[Records from a data collection]
— Begin —
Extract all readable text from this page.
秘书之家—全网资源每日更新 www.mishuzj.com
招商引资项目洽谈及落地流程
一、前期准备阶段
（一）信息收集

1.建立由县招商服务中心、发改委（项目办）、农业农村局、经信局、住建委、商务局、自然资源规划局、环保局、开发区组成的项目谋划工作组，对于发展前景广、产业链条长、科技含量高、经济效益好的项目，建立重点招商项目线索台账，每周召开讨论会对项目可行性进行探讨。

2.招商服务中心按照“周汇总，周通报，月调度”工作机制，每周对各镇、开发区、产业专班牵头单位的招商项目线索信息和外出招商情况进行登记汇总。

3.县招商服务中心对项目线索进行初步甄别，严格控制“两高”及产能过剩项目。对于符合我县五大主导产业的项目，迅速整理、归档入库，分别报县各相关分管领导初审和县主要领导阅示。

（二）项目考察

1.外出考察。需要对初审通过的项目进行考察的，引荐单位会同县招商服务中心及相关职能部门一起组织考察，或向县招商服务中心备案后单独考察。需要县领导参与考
— End —
▶ [DESCRIPTION OF THE TASK] Copy down the whole of the data above, matching it exactly.

▶ [RESPONSE TO THIS TASK]
Extract all readable text from this page.
秘书之家—全网资源每日更新 www.mishuzj.com
招商引资项目洽谈及落地流程
一、前期准备阶段
（一）信息收集

1.建立由县招商服务中心、发改委（项目办）、农业农村局、经信局、住建委、商务局、自然资源规划局、环保局、开发区组成的项目谋划工作组，对于发展前景广、产业链条长、科技含量高、经济效益好的项目，建立重点招商项目线索台账，每周召开讨论会对项目可行性进行探讨。

2.招商服务中心按照“周汇总，周通报，月调度”工作机制，每周对各镇、开发区、产业专班牵头单位的招商项目线索信息和外出招商情况进行登记汇总。

3.县招商服务中心对项目线索进行初步甄别，严格控制“两高”及产能过剩项目。对于符合我县五大主导产业的项目，迅速整理、归档入库，分别报县各相关分管领导初审和县主要领导阅示。

（二）项目考察

1.外出考察。需要对初审通过的项目进行考察的，引荐单位会同县招商服务中心及相关职能部门一起组织考察，或向县招商服务中心备案后单独考察。需要县领导参与考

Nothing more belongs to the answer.